··· DATA ROWS ···

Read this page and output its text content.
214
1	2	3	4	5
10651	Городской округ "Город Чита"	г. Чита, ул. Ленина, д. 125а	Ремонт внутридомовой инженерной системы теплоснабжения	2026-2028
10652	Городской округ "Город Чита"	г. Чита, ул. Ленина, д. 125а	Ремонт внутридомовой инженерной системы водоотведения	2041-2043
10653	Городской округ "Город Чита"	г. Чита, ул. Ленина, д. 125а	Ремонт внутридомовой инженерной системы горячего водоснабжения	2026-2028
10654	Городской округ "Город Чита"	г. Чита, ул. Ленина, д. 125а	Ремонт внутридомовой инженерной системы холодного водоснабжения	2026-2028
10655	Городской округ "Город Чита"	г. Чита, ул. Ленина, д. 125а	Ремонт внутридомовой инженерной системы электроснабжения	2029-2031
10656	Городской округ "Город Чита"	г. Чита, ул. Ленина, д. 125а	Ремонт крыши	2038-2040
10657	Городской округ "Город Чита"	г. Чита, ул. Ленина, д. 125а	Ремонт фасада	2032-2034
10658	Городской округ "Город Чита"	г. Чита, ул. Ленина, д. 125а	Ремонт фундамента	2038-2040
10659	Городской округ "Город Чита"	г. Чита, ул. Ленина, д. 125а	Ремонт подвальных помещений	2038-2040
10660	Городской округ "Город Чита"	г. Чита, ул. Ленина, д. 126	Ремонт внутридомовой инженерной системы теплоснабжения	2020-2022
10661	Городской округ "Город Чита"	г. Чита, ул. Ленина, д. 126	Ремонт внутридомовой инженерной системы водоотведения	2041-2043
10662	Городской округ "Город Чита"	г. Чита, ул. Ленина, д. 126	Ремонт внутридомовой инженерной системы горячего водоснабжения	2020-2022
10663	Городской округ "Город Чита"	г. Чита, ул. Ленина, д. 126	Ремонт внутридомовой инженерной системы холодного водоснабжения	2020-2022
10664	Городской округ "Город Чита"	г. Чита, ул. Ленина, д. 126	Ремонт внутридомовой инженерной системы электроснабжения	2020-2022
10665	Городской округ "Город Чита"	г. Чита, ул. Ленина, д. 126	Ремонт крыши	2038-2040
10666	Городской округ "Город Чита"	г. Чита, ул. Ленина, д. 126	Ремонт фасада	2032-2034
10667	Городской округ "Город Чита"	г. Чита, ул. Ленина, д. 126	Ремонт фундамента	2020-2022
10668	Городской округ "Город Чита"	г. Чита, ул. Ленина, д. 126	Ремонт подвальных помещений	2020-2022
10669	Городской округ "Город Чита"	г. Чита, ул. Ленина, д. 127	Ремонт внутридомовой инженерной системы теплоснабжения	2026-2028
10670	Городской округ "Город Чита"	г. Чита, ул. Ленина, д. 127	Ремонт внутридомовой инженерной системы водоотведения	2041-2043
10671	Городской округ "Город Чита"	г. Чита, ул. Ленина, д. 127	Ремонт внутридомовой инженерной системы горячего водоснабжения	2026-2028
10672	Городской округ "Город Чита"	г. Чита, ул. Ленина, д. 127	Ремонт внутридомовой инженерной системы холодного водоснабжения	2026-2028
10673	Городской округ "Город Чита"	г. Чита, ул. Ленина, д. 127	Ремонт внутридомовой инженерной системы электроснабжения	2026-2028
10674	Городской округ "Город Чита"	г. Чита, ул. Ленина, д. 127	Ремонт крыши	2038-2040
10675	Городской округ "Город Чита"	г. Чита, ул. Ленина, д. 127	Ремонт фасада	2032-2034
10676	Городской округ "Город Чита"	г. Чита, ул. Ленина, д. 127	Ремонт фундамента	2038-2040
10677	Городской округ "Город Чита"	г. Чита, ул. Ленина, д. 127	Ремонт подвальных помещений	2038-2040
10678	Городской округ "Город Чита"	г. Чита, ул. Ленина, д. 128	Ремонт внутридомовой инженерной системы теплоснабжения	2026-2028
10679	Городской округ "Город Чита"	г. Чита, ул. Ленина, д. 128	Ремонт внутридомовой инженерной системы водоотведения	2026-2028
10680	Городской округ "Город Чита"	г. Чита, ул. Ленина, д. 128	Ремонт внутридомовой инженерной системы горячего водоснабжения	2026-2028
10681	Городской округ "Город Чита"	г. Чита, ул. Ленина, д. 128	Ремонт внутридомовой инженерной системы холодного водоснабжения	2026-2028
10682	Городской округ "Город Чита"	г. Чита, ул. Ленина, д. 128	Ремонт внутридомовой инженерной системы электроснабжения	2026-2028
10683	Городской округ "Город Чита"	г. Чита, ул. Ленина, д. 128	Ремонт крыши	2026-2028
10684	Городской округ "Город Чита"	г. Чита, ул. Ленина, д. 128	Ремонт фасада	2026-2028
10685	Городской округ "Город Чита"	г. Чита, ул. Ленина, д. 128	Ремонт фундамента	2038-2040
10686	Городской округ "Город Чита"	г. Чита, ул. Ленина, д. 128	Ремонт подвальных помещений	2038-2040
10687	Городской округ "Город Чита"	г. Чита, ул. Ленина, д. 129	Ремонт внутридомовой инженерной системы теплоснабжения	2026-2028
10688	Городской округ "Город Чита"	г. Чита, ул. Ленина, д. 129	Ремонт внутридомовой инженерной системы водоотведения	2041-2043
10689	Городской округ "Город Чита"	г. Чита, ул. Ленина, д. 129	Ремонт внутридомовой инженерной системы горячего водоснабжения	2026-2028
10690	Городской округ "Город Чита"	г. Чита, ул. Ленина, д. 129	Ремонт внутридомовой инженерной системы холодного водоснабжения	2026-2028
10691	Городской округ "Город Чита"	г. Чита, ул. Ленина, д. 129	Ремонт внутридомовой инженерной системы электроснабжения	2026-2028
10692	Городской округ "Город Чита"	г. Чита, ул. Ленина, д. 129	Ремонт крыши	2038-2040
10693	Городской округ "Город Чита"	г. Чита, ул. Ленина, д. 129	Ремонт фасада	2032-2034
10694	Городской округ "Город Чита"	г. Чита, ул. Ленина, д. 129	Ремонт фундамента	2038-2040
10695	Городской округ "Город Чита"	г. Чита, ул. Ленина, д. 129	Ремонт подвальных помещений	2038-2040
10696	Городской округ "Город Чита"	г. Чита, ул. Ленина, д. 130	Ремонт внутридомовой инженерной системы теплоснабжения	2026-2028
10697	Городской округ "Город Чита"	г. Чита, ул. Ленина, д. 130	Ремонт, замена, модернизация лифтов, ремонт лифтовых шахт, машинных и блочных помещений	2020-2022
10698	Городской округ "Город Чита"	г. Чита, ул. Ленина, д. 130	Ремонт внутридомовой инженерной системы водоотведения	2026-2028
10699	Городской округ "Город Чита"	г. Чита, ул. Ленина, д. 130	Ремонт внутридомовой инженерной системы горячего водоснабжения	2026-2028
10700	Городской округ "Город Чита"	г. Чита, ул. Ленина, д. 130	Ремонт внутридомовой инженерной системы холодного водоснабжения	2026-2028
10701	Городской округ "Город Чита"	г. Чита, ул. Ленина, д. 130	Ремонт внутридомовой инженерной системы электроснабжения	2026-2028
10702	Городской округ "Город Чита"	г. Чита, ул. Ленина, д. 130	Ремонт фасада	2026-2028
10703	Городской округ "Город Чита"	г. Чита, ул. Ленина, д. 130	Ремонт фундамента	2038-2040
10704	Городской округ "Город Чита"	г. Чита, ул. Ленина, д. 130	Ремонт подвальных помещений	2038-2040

···

**WRITTEN PROBLEM:** Find the word "фасада" in the records and pull out each line that has it.

**THE SOLUTION:**
10657	Городской округ "Город Чита"	г. Чита, ул. Ленина, д. 125а	Ремонт фасада	2032-2034
10666	Городской округ "Город Чита"	г. Чита, ул. Ленина, д. 126	Ремонт фасада	2032-2034
10675	Городской округ "Город Чита"	г. Чита, ул. Ленина, д. 127	Ремонт фасада	2032-2034
10684	Городской округ "Город Чита"	г. Чита, ул. Ленина, д. 128	Ремонт фасада	2026-2028
10693	Городской округ "Город Чита"	г. Чита, ул. Ленина, д. 129	Ремонт фасада	2032-2034
10702	Городской округ "Город Чита"	г. Чита, ул. Ленина, д. 130	Ремонт фасада	2026-2028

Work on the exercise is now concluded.